### Set task:
Restate every line of the material, word for word.

### Record list:
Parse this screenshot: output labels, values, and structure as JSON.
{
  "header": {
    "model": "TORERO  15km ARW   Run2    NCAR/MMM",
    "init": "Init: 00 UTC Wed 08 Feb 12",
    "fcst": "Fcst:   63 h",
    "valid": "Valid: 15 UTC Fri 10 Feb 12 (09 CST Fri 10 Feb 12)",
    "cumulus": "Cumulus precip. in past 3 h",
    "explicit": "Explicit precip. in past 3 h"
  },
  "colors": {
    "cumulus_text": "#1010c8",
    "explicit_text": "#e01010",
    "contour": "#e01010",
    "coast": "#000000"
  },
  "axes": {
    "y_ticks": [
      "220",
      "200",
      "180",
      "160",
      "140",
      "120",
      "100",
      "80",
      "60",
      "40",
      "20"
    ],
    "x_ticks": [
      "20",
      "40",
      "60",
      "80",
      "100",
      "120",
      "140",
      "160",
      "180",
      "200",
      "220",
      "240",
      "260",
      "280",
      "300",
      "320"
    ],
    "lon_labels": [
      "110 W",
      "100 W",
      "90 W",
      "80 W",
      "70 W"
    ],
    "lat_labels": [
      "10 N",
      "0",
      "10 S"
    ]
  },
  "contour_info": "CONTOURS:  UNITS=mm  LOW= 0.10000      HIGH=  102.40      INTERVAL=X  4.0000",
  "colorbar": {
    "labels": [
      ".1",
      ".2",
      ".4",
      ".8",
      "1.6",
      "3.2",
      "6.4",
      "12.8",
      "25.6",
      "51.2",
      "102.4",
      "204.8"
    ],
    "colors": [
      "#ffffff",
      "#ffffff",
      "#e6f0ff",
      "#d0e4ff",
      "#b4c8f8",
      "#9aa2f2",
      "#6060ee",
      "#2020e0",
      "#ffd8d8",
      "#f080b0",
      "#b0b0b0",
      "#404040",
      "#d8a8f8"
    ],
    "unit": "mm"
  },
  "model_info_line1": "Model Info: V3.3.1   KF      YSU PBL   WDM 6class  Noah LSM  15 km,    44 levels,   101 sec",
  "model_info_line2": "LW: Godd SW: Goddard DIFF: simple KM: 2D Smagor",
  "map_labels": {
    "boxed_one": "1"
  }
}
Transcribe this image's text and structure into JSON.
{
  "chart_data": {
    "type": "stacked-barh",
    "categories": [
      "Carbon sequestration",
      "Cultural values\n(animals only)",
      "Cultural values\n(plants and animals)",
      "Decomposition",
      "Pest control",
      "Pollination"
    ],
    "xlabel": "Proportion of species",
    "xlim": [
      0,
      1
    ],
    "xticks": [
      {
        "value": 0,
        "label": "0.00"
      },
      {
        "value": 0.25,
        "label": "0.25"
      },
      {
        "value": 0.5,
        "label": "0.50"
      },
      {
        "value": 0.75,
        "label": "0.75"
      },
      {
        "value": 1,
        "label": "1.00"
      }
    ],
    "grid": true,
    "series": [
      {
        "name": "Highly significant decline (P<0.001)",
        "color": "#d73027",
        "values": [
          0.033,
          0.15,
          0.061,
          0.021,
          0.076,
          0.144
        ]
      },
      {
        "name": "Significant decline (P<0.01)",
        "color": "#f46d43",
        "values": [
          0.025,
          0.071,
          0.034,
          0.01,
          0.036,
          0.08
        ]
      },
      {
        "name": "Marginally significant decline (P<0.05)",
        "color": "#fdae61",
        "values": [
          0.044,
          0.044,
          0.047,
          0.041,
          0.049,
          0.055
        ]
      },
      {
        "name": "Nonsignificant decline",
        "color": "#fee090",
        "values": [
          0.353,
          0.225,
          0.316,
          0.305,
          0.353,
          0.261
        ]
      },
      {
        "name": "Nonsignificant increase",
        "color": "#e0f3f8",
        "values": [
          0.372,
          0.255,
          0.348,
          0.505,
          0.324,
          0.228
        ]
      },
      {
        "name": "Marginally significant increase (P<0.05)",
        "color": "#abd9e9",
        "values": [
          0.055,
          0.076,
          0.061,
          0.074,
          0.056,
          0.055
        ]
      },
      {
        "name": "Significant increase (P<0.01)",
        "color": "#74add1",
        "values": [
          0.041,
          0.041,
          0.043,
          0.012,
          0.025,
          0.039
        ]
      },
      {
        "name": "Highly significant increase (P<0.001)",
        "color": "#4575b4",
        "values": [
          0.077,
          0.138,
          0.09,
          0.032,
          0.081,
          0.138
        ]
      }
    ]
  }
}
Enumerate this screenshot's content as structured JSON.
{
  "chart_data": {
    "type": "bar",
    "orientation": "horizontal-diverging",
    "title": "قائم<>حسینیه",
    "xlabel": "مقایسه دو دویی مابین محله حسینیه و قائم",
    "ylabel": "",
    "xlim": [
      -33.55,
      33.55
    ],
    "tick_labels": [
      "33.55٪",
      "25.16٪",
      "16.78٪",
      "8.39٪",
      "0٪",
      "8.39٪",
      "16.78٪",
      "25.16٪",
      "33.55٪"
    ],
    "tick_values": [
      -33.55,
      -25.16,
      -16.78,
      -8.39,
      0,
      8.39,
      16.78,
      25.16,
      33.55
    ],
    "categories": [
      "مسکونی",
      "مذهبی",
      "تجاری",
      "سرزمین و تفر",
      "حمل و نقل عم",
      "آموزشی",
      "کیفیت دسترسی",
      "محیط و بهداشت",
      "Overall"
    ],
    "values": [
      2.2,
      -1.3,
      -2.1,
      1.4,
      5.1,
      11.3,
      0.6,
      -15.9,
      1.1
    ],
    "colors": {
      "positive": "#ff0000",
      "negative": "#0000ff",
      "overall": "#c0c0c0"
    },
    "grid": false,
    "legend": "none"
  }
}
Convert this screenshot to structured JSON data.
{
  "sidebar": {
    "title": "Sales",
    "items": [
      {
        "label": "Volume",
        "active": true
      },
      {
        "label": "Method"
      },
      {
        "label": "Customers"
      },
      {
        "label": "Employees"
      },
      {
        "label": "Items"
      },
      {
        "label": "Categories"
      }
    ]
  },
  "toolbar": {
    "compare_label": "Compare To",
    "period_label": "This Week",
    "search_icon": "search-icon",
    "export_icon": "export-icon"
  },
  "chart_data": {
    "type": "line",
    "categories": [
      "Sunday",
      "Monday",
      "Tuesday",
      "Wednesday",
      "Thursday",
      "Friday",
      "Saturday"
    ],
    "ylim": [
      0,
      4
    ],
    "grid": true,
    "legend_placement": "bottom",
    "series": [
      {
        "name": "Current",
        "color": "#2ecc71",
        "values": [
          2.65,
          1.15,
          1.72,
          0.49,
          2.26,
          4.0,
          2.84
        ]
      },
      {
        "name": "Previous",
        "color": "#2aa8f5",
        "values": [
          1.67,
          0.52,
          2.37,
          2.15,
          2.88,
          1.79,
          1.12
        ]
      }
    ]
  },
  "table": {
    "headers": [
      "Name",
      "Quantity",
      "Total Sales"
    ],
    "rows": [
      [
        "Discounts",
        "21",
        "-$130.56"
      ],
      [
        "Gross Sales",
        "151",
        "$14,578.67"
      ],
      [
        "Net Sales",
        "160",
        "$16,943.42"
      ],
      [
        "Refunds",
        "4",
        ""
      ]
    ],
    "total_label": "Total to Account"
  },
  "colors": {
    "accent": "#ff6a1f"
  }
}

### Answer below:
Parse this screenshot: output labels, values, and structure as JSON.
{
  "header": {
    "model": "TORERO  15km ARW   Run2    NCAR/MMM",
    "init": "Init: 00 UTC Wed 08 Feb 12",
    "fcst": "Fcst:   63 h",
    "valid": "Valid: 15 UTC Fri 10 Feb 12 (09 CST Fri 10 Feb 12)",
    "cumulus": "Cumulus precip. in past 3 h",
    "explicit": "Explicit precip. in past 3 h"
  },
  "colors": {
    "cumulus_text": "#1010c8",
    "explicit_text": "#e01010",
    "contour": "#e01010",
    "coast": "#000000"
  },
  "axes": {
    "y_ticks": [
      "220",
      "200",
      "180",
      "160",
      "140",
      "120",
      "100",
      "80",
      "60",
      "40",
      "20"
    ],
    "x_ticks": [
      "20",
      "40",
      "60",
      "80",
      "100",
      "120",
      "140",
      "160",
      "180",
      "200",
      "220",
      "240",
      "260",
      "280",
      "300",
      "320"
    ],
    "lon_labels": [
      "110 W",
      "100 W",
      "90 W",
      "80 W",
      "70 W"
    ],
    "lat_labels": [
      "10 N",
      "0",
      "10 S"
    ]
  },
  "contour_info": "CONTOURS:  UNITS=mm  LOW= 0.10000      HIGH=  102.40      INTERVAL=X  4.0000",
  "colorbar": {
    "labels": [
      ".1",
      ".2",
      ".4",
      ".8",
      "1.6",
      "3.2",
      "6.4",
      "12.8",
      "25.6",
      "51.2",
      "102.4",
      "204.8"
    ],
    "colors": [
      "#ffffff",
      "#ffffff",
      "#e6f0ff",
      "#d0e4ff",
      "#b4c8f8",
      "#9aa2f2",
      "#6060ee",
      "#2020e0",
      "#ffd8d8",
      "#f080b0",
      "#b0b0b0",
      "#404040",
      "#d8a8f8"
    ],
    "unit": "mm"
  },
  "model_info_line1": "Model Info: V3.3.1   KF      YSU PBL   WDM 6class  Noah LSM  15 km,    44 levels,   101 sec",
  "model_info_line2": "LW: Godd SW: Goddard DIFF: simple KM: 2D Smagor",
  "map_labels": {
    "boxed_one": "1"
  }
}
Transcribe this image's text and structure into JSON.
{
  "chart_data": {
    "type": "stacked-barh",
    "categories": [
      "Carbon sequestration",
      "Cultural values\n(animals only)",
      "Cultural values\n(plants and animals)",
      "Decomposition",
      "Pest control",
      "Pollination"
    ],
    "xlabel": "Proportion of species",
    "xlim": [
      0,
      1
    ],
    "xticks": [
      {
        "value": 0,
        "label": "0.00"
      },
      {
        "value": 0.25,
        "label": "0.25"
      },
      {
        "value": 0.5,
        "label": "0.50"
      },
      {
        "value": 0.75,
        "label": "0.75"
      },
      {
        "value": 1,
        "label": "1.00"
      }
    ],
    "grid": true,
    "series": [
      {
        "name": "Highly significant decline (P<0.001)",
        "color": "#d73027",
        "values": [
          0.033,
          0.15,
          0.061,
          0.021,
          0.076,
          0.144
        ]
      },
      {
        "name": "Significant decline (P<0.01)",
        "color": "#f46d43",
        "values": [
          0.025,
          0.071,
          0.034,
          0.01,
          0.036,
          0.08
        ]
      },
      {
        "name": "Marginally significant decline (P<0.05)",
        "color": "#fdae61",
        "values": [
          0.044,
          0.044,
          0.047,
          0.041,
          0.049,
          0.055
        ]
      },
      {
        "name": "Nonsignificant decline",
        "color": "#fee090",
        "values": [
          0.353,
          0.225,
          0.316,
          0.305,
          0.353,
          0.261
        ]
      },
      {
        "name": "Nonsignificant increase",
        "color": "#e0f3f8",
        "values": [
          0.372,
          0.255,
          0.348,
          0.505,
          0.324,
          0.228
        ]
      },
      {
        "name": "Marginally significant increase (P<0.05)",
        "color": "#abd9e9",
        "values": [
          0.055,
          0.076,
          0.061,
          0.074,
          0.056,
          0.055
        ]
      },
      {
        "name": "Significant increase (P<0.01)",
        "color": "#74add1",
        "values": [
          0.041,
          0.041,
          0.043,
          0.012,
          0.025,
          0.039
        ]
      },
      {
        "name": "Highly significant increase (P<0.001)",
        "color": "#4575b4",
        "values": [
          0.077,
          0.138,
          0.09,
          0.032,
          0.081,
          0.138
        ]
      }
    ]
  }
}
Enumerate this screenshot's content as structured JSON.
{
  "chart_data": {
    "type": "bar",
    "orientation": "horizontal-diverging",
    "title": "قائم<>حسینیه",
    "xlabel": "مقایسه دو دویی مابین محله حسینیه و قائم",
    "ylabel": "",
    "xlim": [
      -33.55,
      33.55
    ],
    "tick_labels": [
      "33.55٪",
      "25.16٪",
      "16.78٪",
      "8.39٪",
      "0٪",
      "8.39٪",
      "16.78٪",
      "25.16٪",
      "33.55٪"
    ],
    "tick_values": [
      -33.55,
      -25.16,
      -16.78,
      -8.39,
      0,
      8.39,
      16.78,
      25.16,
      33.55
    ],
    "categories": [
      "مسکونی",
      "مذهبی",
      "تجاری",
      "سرزمین و تفر",
      "حمل و نقل عم",
      "آموزشی",
      "کیفیت دسترسی",
      "محیط و بهداشت",
      "Overall"
    ],
    "values": [
      2.2,
      -1.3,
      -2.1,
      1.4,
      5.1,
      11.3,
      0.6,
      -15.9,
      1.1
    ],
    "colors": {
      "positive": "#ff0000",
      "negative": "#0000ff",
      "overall": "#c0c0c0"
    },
    "grid": false,
    "legend": "none"
  }
}
Convert this screenshot to structured JSON data.
{
  "sidebar": {
    "title": "Sales",
    "items": [
      {
        "label": "Volume",
        "active": true
      },
      {
        "label": "Method"
      },
      {
        "label": "Customers"
      },
      {
        "label": "Employees"
      },
      {
        "label": "Items"
      },
      {
        "label": "Categories"
      }
    ]
  },
  "toolbar": {
    "compare_label": "Compare To",
    "period_label": "This Week",
    "search_icon": "search-icon",
    "export_icon": "export-icon"
  },
  "chart_data": {
    "type": "line",
    "categories": [
      "Sunday",
      "Monday",
      "Tuesday",
      "Wednesday",
      "Thursday",
      "Friday",
      "Saturday"
    ],
    "ylim": [
      0,
      4
    ],
    "grid": true,
    "legend_placement": "bottom",
    "series": [
      {
        "name": "Current",
        "color": "#2ecc71",
        "values": [
          2.65,
          1.15,
          1.72,
          0.49,
          2.26,
          4.0,
          2.84
        ]
      },
      {
        "name": "Previous",
        "color": "#2aa8f5",
        "values": [
          1.67,
          0.52,
          2.37,
          2.15,
          2.88,
          1.79,
          1.12
        ]
      }
    ]
  },
  "table": {
    "headers": [
      "Name",
      "Quantity",
      "Total Sales"
    ],
    "rows": [
      [
        "Discounts",
        "21",
        "-$130.56"
      ],
      [
        "Gross Sales",
        "151",
        "$14,578.67"
      ],
      [
        "Net Sales",
        "160",
        "$16,943.42"
      ],
      [
        "Refunds",
        "4",
        ""
      ]
    ],
    "total_label": "Total to Account"
  },
  "colors": {
    "accent": "#ff6a1f"
  }
}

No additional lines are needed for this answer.